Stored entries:
══════════
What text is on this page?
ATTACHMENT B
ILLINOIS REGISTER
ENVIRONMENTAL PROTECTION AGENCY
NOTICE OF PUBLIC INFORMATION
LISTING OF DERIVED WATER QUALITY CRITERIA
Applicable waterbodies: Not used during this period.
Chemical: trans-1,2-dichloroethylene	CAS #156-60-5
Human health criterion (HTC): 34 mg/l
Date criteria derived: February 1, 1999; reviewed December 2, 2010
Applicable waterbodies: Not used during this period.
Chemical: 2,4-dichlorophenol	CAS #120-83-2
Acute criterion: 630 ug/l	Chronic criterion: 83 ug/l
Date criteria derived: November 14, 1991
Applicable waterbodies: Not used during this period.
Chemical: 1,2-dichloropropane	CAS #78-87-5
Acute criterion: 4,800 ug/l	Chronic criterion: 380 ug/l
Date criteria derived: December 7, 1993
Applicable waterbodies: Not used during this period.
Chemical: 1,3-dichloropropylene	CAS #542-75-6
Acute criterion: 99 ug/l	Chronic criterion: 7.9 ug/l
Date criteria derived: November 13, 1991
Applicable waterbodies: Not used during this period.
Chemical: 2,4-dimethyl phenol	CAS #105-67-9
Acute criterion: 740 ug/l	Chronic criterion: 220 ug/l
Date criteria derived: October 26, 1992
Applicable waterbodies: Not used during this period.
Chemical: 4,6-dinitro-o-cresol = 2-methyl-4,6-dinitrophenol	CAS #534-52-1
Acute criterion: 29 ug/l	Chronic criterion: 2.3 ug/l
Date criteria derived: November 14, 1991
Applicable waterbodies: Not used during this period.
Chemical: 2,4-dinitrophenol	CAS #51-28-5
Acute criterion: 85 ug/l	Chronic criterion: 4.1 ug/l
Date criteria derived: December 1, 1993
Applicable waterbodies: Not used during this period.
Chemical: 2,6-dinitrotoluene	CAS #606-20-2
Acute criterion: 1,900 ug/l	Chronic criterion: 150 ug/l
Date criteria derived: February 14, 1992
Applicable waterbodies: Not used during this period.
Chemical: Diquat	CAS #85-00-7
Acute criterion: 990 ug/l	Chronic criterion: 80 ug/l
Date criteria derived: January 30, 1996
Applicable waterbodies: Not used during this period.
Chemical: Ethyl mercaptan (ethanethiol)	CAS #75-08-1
══════════
### Written problem
Repeat the data verbatim.

### Full response
What text is on this page?
ATTACHMENT B
ILLINOIS REGISTER
ENVIRONMENTAL PROTECTION AGENCY
NOTICE OF PUBLIC INFORMATION
LISTING OF DERIVED WATER QUALITY CRITERIA
Applicable waterbodies: Not used during this period.
Chemical: trans-1,2-dichloroethylene	CAS #156-60-5
Human health criterion (HTC): 34 mg/l
Date criteria derived: February 1, 1999; reviewed December 2, 2010
Applicable waterbodies: Not used during this period.
Chemical: 2,4-dichlorophenol	CAS #120-83-2
Acute criterion: 630 ug/l	Chronic criterion: 83 ug/l
Date criteria derived: November 14, 1991
Applicable waterbodies: Not used during this period.
Chemical: 1,2-dichloropropane	CAS #78-87-5
Acute criterion: 4,800 ug/l	Chronic criterion: 380 ug/l
Date criteria derived: December 7, 1993
Applicable waterbodies: Not used during this period.
Chemical: 1,3-dichloropropylene	CAS #542-75-6
Acute criterion: 99 ug/l	Chronic criterion: 7.9 ug/l
Date criteria derived: November 13, 1991
Applicable waterbodies: Not used during this period.
Chemical: 2,4-dimethyl phenol	CAS #105-67-9
Acute criterion: 740 ug/l	Chronic criterion: 220 ug/l
Date criteria derived: October 26, 1992
Applicable waterbodies: Not used during this period.
Chemical: 4,6-dinitro-o-cresol = 2-methyl-4,6-dinitrophenol	CAS #534-52-1
Acute criterion: 29 ug/l	Chronic criterion: 2.3 ug/l
Date criteria derived: November 14, 1991
Applicable waterbodies: Not used during this period.
Chemical: 2,4-dinitrophenol	CAS #51-28-5
Acute criterion: 85 ug/l	Chronic criterion: 4.1 ug/l
Date criteria derived: December 1, 1993
Applicable waterbodies: Not used during this period.
Chemical: 2,6-dinitrotoluene	CAS #606-20-2
Acute criterion: 1,900 ug/l	Chronic criterion: 150 ug/l
Date criteria derived: February 14, 1992
Applicable waterbodies: Not used during this period.
Chemical: Diquat	CAS #85-00-7
Acute criterion: 990 ug/l	Chronic criterion: 80 ug/l
Date criteria derived: January 30, 1996
Applicable waterbodies: Not used during this period.
Chemical: Ethyl mercaptan (ethanethiol)	CAS #75-08-1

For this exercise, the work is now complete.